What is needed: Where the word "address" appears in a line below, copy the whole line.

* * *

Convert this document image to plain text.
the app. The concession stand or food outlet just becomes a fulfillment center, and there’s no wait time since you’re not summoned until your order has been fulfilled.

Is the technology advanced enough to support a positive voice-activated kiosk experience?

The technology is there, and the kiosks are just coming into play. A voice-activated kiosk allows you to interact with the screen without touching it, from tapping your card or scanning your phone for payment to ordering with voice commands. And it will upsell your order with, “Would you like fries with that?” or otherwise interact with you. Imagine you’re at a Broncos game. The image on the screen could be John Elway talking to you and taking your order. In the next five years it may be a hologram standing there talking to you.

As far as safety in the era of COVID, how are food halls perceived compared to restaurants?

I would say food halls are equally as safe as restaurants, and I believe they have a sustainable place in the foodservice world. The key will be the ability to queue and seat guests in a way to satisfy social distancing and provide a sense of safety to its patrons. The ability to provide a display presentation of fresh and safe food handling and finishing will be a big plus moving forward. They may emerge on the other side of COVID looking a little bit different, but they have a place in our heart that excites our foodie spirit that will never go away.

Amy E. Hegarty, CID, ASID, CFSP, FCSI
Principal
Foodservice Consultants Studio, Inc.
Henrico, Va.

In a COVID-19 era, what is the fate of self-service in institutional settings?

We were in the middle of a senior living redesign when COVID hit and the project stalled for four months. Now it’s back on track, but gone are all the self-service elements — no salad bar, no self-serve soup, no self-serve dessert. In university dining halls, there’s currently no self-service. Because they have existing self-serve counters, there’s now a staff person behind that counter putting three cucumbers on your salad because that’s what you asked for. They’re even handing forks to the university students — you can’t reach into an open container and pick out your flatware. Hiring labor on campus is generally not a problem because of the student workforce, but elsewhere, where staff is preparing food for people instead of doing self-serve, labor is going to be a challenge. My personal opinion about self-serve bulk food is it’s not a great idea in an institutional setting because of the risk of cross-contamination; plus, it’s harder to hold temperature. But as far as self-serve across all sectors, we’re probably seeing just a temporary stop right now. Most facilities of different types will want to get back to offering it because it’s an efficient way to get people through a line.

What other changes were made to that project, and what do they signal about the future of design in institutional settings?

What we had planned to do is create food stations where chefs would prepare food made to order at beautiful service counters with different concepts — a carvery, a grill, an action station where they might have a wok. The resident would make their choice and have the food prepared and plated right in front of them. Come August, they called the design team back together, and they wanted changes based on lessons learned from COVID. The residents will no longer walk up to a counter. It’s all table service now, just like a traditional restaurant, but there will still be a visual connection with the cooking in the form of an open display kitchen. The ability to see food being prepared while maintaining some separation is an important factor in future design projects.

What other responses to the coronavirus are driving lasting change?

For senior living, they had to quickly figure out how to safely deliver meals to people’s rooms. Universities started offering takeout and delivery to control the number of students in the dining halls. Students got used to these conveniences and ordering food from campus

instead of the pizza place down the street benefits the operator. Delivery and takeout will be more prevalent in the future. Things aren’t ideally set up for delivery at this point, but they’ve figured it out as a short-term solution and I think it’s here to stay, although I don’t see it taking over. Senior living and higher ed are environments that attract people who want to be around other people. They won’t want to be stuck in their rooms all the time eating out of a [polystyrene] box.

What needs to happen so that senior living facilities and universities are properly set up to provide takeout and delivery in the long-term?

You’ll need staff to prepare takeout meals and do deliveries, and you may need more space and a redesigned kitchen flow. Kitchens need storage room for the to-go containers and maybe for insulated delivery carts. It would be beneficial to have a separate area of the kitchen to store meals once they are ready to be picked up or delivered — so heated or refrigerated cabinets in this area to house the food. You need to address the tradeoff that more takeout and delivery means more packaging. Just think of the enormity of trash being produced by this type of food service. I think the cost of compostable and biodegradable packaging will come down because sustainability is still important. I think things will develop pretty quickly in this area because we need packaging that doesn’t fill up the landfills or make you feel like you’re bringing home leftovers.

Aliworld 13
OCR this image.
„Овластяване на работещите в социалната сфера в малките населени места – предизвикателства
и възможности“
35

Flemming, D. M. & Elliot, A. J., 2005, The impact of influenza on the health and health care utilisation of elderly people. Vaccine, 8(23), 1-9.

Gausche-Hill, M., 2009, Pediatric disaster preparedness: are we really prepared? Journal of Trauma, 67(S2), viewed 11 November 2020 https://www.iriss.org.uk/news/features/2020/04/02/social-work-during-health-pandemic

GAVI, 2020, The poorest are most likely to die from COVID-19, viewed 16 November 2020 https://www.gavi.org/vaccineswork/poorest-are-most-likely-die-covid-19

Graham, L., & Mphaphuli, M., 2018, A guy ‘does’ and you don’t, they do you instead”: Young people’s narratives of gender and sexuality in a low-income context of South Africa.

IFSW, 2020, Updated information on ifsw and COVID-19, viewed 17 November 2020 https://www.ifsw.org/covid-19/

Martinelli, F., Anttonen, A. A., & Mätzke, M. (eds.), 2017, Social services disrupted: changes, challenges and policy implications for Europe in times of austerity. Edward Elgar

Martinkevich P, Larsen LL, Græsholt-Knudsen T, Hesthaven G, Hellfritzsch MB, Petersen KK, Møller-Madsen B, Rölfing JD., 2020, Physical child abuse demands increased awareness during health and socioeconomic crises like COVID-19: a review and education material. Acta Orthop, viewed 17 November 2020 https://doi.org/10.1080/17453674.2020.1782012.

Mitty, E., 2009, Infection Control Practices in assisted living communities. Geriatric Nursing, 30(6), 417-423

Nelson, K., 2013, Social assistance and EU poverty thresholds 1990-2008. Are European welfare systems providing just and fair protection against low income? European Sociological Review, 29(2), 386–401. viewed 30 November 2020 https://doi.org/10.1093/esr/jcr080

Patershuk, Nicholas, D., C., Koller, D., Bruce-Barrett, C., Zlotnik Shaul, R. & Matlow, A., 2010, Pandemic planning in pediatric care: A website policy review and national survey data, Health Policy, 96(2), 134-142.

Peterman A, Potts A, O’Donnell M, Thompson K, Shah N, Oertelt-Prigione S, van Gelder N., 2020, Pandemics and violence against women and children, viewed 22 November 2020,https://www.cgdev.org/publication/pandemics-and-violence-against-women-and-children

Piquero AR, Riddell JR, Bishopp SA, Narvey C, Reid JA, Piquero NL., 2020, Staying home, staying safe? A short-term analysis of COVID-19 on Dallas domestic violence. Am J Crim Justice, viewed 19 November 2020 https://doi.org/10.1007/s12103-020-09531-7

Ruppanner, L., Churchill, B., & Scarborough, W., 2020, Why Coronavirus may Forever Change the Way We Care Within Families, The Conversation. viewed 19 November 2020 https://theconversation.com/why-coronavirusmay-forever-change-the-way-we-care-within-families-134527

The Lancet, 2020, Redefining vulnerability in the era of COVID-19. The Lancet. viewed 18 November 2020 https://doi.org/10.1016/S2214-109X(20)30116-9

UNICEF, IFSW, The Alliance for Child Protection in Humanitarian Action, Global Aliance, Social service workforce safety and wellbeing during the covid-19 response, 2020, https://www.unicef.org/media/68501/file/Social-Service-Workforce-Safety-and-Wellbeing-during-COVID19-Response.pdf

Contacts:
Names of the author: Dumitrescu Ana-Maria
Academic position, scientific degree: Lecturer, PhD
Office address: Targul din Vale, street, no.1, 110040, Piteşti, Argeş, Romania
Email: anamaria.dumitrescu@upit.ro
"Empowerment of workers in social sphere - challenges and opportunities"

* * *

Output of the task:
You’ll need staff to prepare takeout meals and do deliveries, and you may need more space and a redesigned kitchen flow. Kitchens need storage room for the to-go containers and maybe for insulated delivery carts. It would be beneficial to have a separate area of the kitchen to store meals once they are ready to be picked up or delivered — so heated or refrigerated cabinets in this area to house the food. You need to address the tradeoff that more takeout and delivery means more packaging. Just think of the enormity of trash being produced by this type of food service. I think the cost of compostable and biodegradable packaging will come down because sustainability is still important. I think things will develop pretty quickly in this area because we need packaging that doesn’t fill up the landfills or make you feel like you’re bringing home leftovers.
Office address: Targul din Vale, street, no.1, 110040, Piteşti, Argeş, Romania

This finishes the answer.